• _JOB_:
Copy every record below exactly as written, but leave out the pictures.

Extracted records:
┄┄┄┄┄┄┄┄┄┄┄┄┄┄┄┄┄┄┄┄

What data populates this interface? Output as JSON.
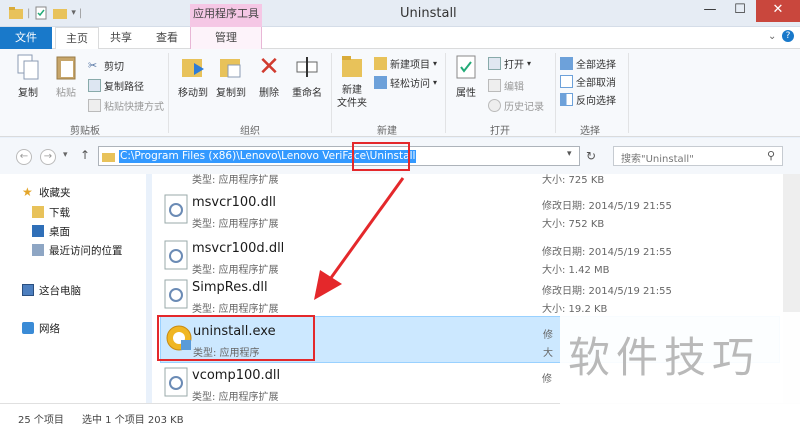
{
  "window": {
    "title": "Uninstall",
    "context_tab_group": "应用程序工具"
  },
  "window_controls": {
    "minimize": "—",
    "maximize": "☐",
    "close": "✕"
  },
  "ribbon_tabs": [
    "文件",
    "主页",
    "共享",
    "查看",
    "管理"
  ],
  "ribbon": {
    "clipboard": {
      "copy": "复制",
      "paste": "粘贴",
      "cut": "剪切",
      "copy_path": "复制路径",
      "paste_shortcut": "粘贴快捷方式",
      "label": "剪贴板"
    },
    "organize": {
      "move_to": "移动到",
      "copy_to": "复制到",
      "delete": "删除",
      "rename": "重命名",
      "label": "组织"
    },
    "new": {
      "new_folder": "新建\n文件夹",
      "new_item": "新建项目",
      "easy_access": "轻松访问",
      "label": "新建"
    },
    "open": {
      "properties": "属性",
      "open": "打开",
      "edit": "编辑",
      "history": "历史记录",
      "label": "打开"
    },
    "select": {
      "select_all": "全部选择",
      "select_none": "全部取消",
      "invert": "反向选择",
      "label": "选择"
    }
  },
  "address": {
    "path_prefix": "C:\\Program Files (x86)\\Lenovo\\Lenovo VeriFace\\",
    "path_last": "Uninstall",
    "search_placeholder": "搜索\"Uninstall\""
  },
  "nav_pane": {
    "favorites": "收藏夹",
    "downloads": "下载",
    "desktop": "桌面",
    "recent": "最近访问的位置",
    "this_pc": "这台电脑",
    "network": "网络"
  },
  "files": [
    {
      "name": "",
      "type": "类型: 应用程序扩展",
      "modified": "",
      "size": "大小: 725 KB"
    },
    {
      "name": "msvcr100.dll",
      "type": "类型: 应用程序扩展",
      "modified": "修改日期: 2014/5/19 21:55",
      "size": "大小: 752 KB"
    },
    {
      "name": "msvcr100d.dll",
      "type": "类型: 应用程序扩展",
      "modified": "修改日期: 2014/5/19 21:55",
      "size": "大小: 1.42 MB"
    },
    {
      "name": "SimpRes.dll",
      "type": "类型: 应用程序扩展",
      "modified": "修改日期: 2014/5/19 21:55",
      "size": "大小: 19.2 KB"
    },
    {
      "name": "uninstall.exe",
      "type": "类型: 应用程序",
      "modified": "修",
      "size": "大"
    },
    {
      "name": "vcomp100.dll",
      "type": "类型: 应用程序扩展",
      "modified": "修",
      "size": ""
    }
  ],
  "status": {
    "count": "25 个项目",
    "selected": "选中 1 个项目 203 KB"
  },
  "watermark": "软件技巧",
  "colors": {
    "accent": "#1979ca",
    "highlight": "#e4282b",
    "selection": "#cce8ff"
  }
}
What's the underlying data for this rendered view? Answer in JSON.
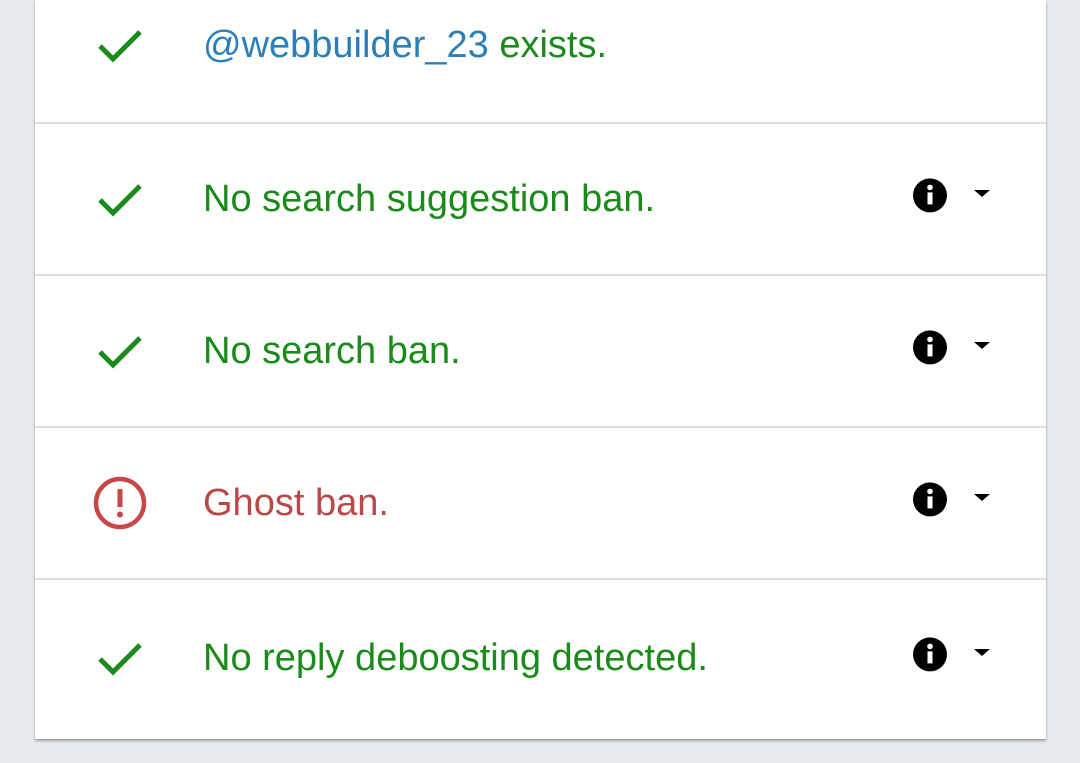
{
  "results": [
    {
      "status": "ok",
      "icon": "check-icon",
      "handle": "@webbuilder_23",
      "text": " exists.",
      "has_info": false
    },
    {
      "status": "ok",
      "icon": "check-icon",
      "text": "No search suggestion ban.",
      "has_info": true
    },
    {
      "status": "ok",
      "icon": "check-icon",
      "text": "No search ban.",
      "has_info": true
    },
    {
      "status": "bad",
      "icon": "alert-circle-icon",
      "text": "Ghost ban.",
      "has_info": true
    },
    {
      "status": "ok",
      "icon": "check-icon",
      "text": "No reply deboosting detected.",
      "has_info": true
    }
  ],
  "colors": {
    "ok": "#1a8a1a",
    "bad": "#b94848",
    "handle": "#2a7fba",
    "icon_dark": "#000000"
  }
}
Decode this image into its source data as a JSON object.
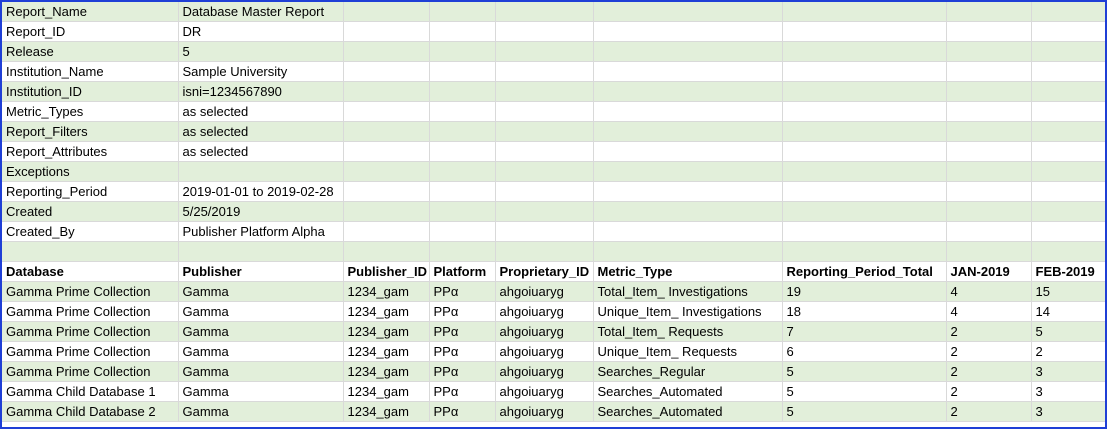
{
  "header_rows": [
    [
      "Report_Name",
      "Database Master Report"
    ],
    [
      "Report_ID",
      "DR"
    ],
    [
      "Release",
      "5"
    ],
    [
      "Institution_Name",
      "Sample University"
    ],
    [
      "Institution_ID",
      "isni=1234567890"
    ],
    [
      "Metric_Types",
      "as selected"
    ],
    [
      "Report_Filters",
      "as selected"
    ],
    [
      "Report_Attributes",
      "as selected"
    ],
    [
      "Exceptions",
      ""
    ],
    [
      "Reporting_Period",
      "2019-01-01 to 2019-02-28"
    ],
    [
      "Created",
      "5/25/2019"
    ],
    [
      "Created_By",
      "Publisher Platform Alpha"
    ]
  ],
  "columns": [
    "Database",
    "Publisher",
    "Publisher_ID",
    "Platform",
    "Proprietary_ID",
    "Metric_Type",
    "Reporting_Period_Total",
    "JAN-2019",
    "FEB-2019"
  ],
  "rows": [
    [
      "Gamma Prime Collection",
      "Gamma",
      "1234_gam",
      "PPα",
      "ahgoiuaryg",
      "Total_Item_ Investigations",
      "19",
      "4",
      "15"
    ],
    [
      "Gamma Prime Collection",
      "Gamma",
      "1234_gam",
      "PPα",
      "ahgoiuaryg",
      "Unique_Item_ Investigations",
      "18",
      "4",
      "14"
    ],
    [
      "Gamma Prime Collection",
      "Gamma",
      "1234_gam",
      "PPα",
      "ahgoiuaryg",
      "Total_Item_ Requests",
      "7",
      "2",
      "5"
    ],
    [
      "Gamma Prime Collection",
      "Gamma",
      "1234_gam",
      "PPα",
      "ahgoiuaryg",
      "Unique_Item_ Requests",
      "6",
      "2",
      "2"
    ],
    [
      "Gamma Prime Collection",
      "Gamma",
      "1234_gam",
      "PPα",
      "ahgoiuaryg",
      "Searches_Regular",
      "5",
      "2",
      "3"
    ],
    [
      "Gamma Child Database 1",
      "Gamma",
      "1234_gam",
      "PPα",
      "ahgoiuaryg",
      "Searches_Automated",
      "5",
      "2",
      "3"
    ],
    [
      "Gamma Child Database 2",
      "Gamma",
      "1234_gam",
      "PPα",
      "ahgoiuaryg",
      "Searches_Automated",
      "5",
      "2",
      "3"
    ]
  ]
}
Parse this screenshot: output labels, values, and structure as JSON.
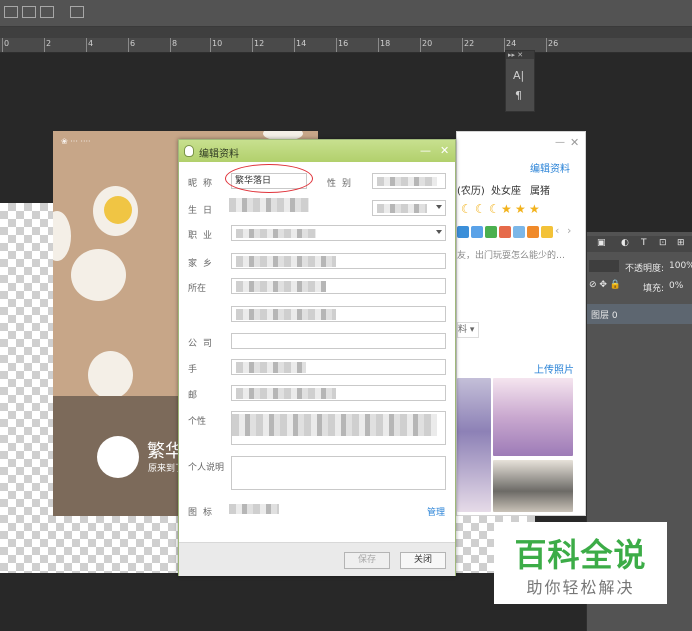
{
  "ruler": {
    "labels": [
      "0",
      "2",
      "4",
      "6",
      "8",
      "10",
      "12",
      "14",
      "16",
      "18",
      "20",
      "22",
      "24",
      "26"
    ]
  },
  "char_panel": {
    "icon_a": "A|",
    "icon_para": "¶"
  },
  "layers_panel": {
    "opacity_label": "不透明度:",
    "opacity_value": "100%",
    "fill_label": "填充:",
    "fill_value": "0%",
    "layer_name": "图层 0"
  },
  "card": {
    "name": "繁华",
    "desc": "原来到了"
  },
  "qq_panel": {
    "edit_link": "编辑资料",
    "lunar": "(农历)",
    "zodiac": "处女座",
    "chinese_zodiac": "属猪",
    "signature": "友，出门玩耍怎么能少的…",
    "dropdown": "料",
    "upload_link": "上传照片"
  },
  "dialog": {
    "title": "编辑资料",
    "labels": {
      "nickname": "昵称",
      "gender": "性别",
      "birthday": "生日",
      "job": "职业",
      "hometown": "家乡",
      "location": "所在",
      "company": "公司",
      "mobile": "手",
      "email": "邮",
      "personal": "个性",
      "description": "个人说明",
      "icons": "图标"
    },
    "nickname_value": "繁华落日",
    "manage_link": "管理",
    "save_button": "保存",
    "close_button": "关闭"
  },
  "watermark": {
    "title": "百科全说",
    "subtitle": "助你轻松解决"
  },
  "colors": {
    "accent_green": "#3cac47",
    "link_blue": "#2a83d7",
    "highlight_red": "#e0333a"
  }
}
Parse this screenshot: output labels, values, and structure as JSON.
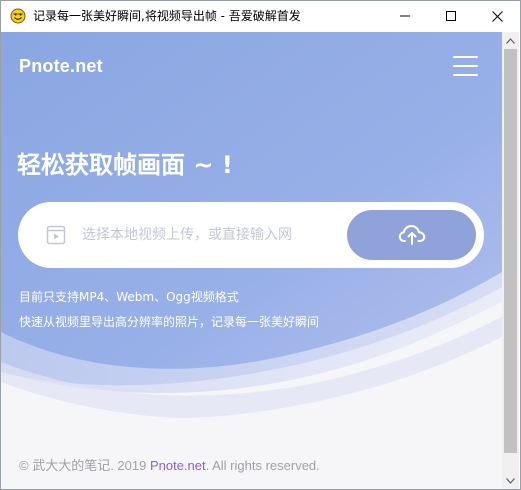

┄┄┄┄┄┄┄┄┄┄┄┄┄┄┄┄┄┄┄┄

• _RESPONSE TO THE EXERCISE_:
What data populates this interface? Output as JSON.
{
  "window": {
    "title": "Uninstall",
    "context_tab_group": "应用程序工具"
  },
  "window_controls": {
    "minimize": "—",
    "maximize": "☐",
    "close": "✕"
  },
  "ribbon_tabs": [
    "文件",
    "主页",
    "共享",
    "查看",
    "管理"
  ],
  "ribbon": {
    "clipboard": {
      "copy": "复制",
      "paste": "粘贴",
      "cut": "剪切",
      "copy_path": "复制路径",
      "paste_shortcut": "粘贴快捷方式",
      "label": "剪贴板"
    },
    "organize": {
      "move_to": "移动到",
      "copy_to": "复制到",
      "delete": "删除",
      "rename": "重命名",
      "label": "组织"
    },
    "new": {
      "new_folder": "新建\n文件夹",
      "new_item": "新建项目",
      "easy_access": "轻松访问",
      "label": "新建"
    },
    "open": {
      "properties": "属性",
      "open": "打开",
      "edit": "编辑",
      "history": "历史记录",
      "label": "打开"
    },
    "select": {
      "select_all": "全部选择",
      "select_none": "全部取消",
      "invert": "反向选择",
      "label": "选择"
    }
  },
  "address": {
    "path_prefix": "C:\\Program Files (x86)\\Lenovo\\Lenovo VeriFace\\",
    "path_last": "Uninstall",
    "search_placeholder": "搜索\"Uninstall\""
  },
  "nav_pane": {
    "favorites": "收藏夹",
    "downloads": "下载",
    "desktop": "桌面",
    "recent": "最近访问的位置",
    "this_pc": "这台电脑",
    "network": "网络"
  },
  "files": [
    {
      "name": "",
      "type": "类型: 应用程序扩展",
      "modified": "",
      "size": "大小: 725 KB"
    },
    {
      "name": "msvcr100.dll",
      "type": "类型: 应用程序扩展",
      "modified": "修改日期: 2014/5/19 21:55",
      "size": "大小: 752 KB"
    },
    {
      "name": "msvcr100d.dll",
      "type": "类型: 应用程序扩展",
      "modified": "修改日期: 2014/5/19 21:55",
      "size": "大小: 1.42 MB"
    },
    {
      "name": "SimpRes.dll",
      "type": "类型: 应用程序扩展",
      "modified": "修改日期: 2014/5/19 21:55",
      "size": "大小: 19.2 KB"
    },
    {
      "name": "uninstall.exe",
      "type": "类型: 应用程序",
      "modified": "修",
      "size": "大"
    },
    {
      "name": "vcomp100.dll",
      "type": "类型: 应用程序扩展",
      "modified": "修",
      "size": ""
    }
  ],
  "status": {
    "count": "25 个项目",
    "selected": "选中 1 个项目 203 KB"
  },
  "watermark": "软件技巧",
  "colors": {
    "accent": "#1979ca",
    "highlight": "#e4282b",
    "selection": "#cce8ff"
  }
}
What's the underlying data for this rendered view? Answer in JSON.
{
  "results": [
    {
      "status": "ok",
      "icon": "check-icon",
      "handle": "@webbuilder_23",
      "text": " exists.",
      "has_info": false
    },
    {
      "status": "ok",
      "icon": "check-icon",
      "text": "No search suggestion ban.",
      "has_info": true
    },
    {
      "status": "ok",
      "icon": "check-icon",
      "text": "No search ban.",
      "has_info": true
    },
    {
      "status": "bad",
      "icon": "alert-circle-icon",
      "text": "Ghost ban.",
      "has_info": true
    },
    {
      "status": "ok",
      "icon": "check-icon",
      "text": "No reply deboosting detected.",
      "has_info": true
    }
  ],
  "colors": {
    "ok": "#1a8a1a",
    "bad": "#b94848",
    "handle": "#2a7fba",
    "icon_dark": "#000000"
  }
}
Decode this image into its source data as a JSON object.
{
  "header_rows": [
    [
      "Report_Name",
      "Database Master Report"
    ],
    [
      "Report_ID",
      "DR"
    ],
    [
      "Release",
      "5"
    ],
    [
      "Institution_Name",
      "Sample University"
    ],
    [
      "Institution_ID",
      "isni=1234567890"
    ],
    [
      "Metric_Types",
      "as selected"
    ],
    [
      "Report_Filters",
      "as selected"
    ],
    [
      "Report_Attributes",
      "as selected"
    ],
    [
      "Exceptions",
      ""
    ],
    [
      "Reporting_Period",
      "2019-01-01 to 2019-02-28"
    ],
    [
      "Created",
      "5/25/2019"
    ],
    [
      "Created_By",
      "Publisher Platform Alpha"
    ]
  ],
  "columns": [
    "Database",
    "Publisher",
    "Publisher_ID",
    "Platform",
    "Proprietary_ID",
    "Metric_Type",
    "Reporting_Period_Total",
    "JAN-2019",
    "FEB-2019"
  ],
  "rows": [
    [
      "Gamma Prime Collection",
      "Gamma",
      "1234_gam",
      "PPα",
      "ahgoiuaryg",
      "Total_Item_ Investigations",
      "19",
      "4",
      "15"
    ],
    [
      "Gamma Prime Collection",
      "Gamma",
      "1234_gam",
      "PPα",
      "ahgoiuaryg",
      "Unique_Item_ Investigations",
      "18",
      "4",
      "14"
    ],
    [
      "Gamma Prime Collection",
      "Gamma",
      "1234_gam",
      "PPα",
      "ahgoiuaryg",
      "Total_Item_ Requests",
      "7",
      "2",
      "5"
    ],
    [
      "Gamma Prime Collection",
      "Gamma",
      "1234_gam",
      "PPα",
      "ahgoiuaryg",
      "Unique_Item_ Requests",
      "6",
      "2",
      "2"
    ],
    [
      "Gamma Prime Collection",
      "Gamma",
      "1234_gam",
      "PPα",
      "ahgoiuaryg",
      "Searches_Regular",
      "5",
      "2",
      "3"
    ],
    [
      "Gamma Child Database 1",
      "Gamma",
      "1234_gam",
      "PPα",
      "ahgoiuaryg",
      "Searches_Automated",
      "5",
      "2",
      "3"
    ],
    [
      "Gamma Child Database 2",
      "Gamma",
      "1234_gam",
      "PPα",
      "ahgoiuaryg",
      "Searches_Automated",
      "5",
      "2",
      "3"
    ]
  ]
}
Parse this screenshot: output labels, values, and structure as JSON.
{
  "ruler": {
    "labels": [
      "0",
      "2",
      "4",
      "6",
      "8",
      "10",
      "12",
      "14",
      "16",
      "18",
      "20",
      "22",
      "24",
      "26"
    ]
  },
  "char_panel": {
    "icon_a": "A|",
    "icon_para": "¶"
  },
  "layers_panel": {
    "opacity_label": "不透明度:",
    "opacity_value": "100%",
    "fill_label": "填充:",
    "fill_value": "0%",
    "layer_name": "图层 0"
  },
  "card": {
    "name": "繁华",
    "desc": "原来到了"
  },
  "qq_panel": {
    "edit_link": "编辑资料",
    "lunar": "(农历)",
    "zodiac": "处女座",
    "chinese_zodiac": "属猪",
    "signature": "友，出门玩耍怎么能少的…",
    "dropdown": "料",
    "upload_link": "上传照片"
  },
  "dialog": {
    "title": "编辑资料",
    "labels": {
      "nickname": "昵称",
      "gender": "性别",
      "birthday": "生日",
      "job": "职业",
      "hometown": "家乡",
      "location": "所在",
      "company": "公司",
      "mobile": "手",
      "email": "邮",
      "personal": "个性",
      "description": "个人说明",
      "icons": "图标"
    },
    "nickname_value": "繁华落日",
    "manage_link": "管理",
    "save_button": "保存",
    "close_button": "关闭"
  },
  "watermark": {
    "title": "百科全说",
    "subtitle": "助你轻松解决"
  },
  "colors": {
    "accent_green": "#3cac47",
    "link_blue": "#2a83d7",
    "highlight_red": "#e0333a"
  }
}
Parse this screenshot: output labels, values, and structure as JSON.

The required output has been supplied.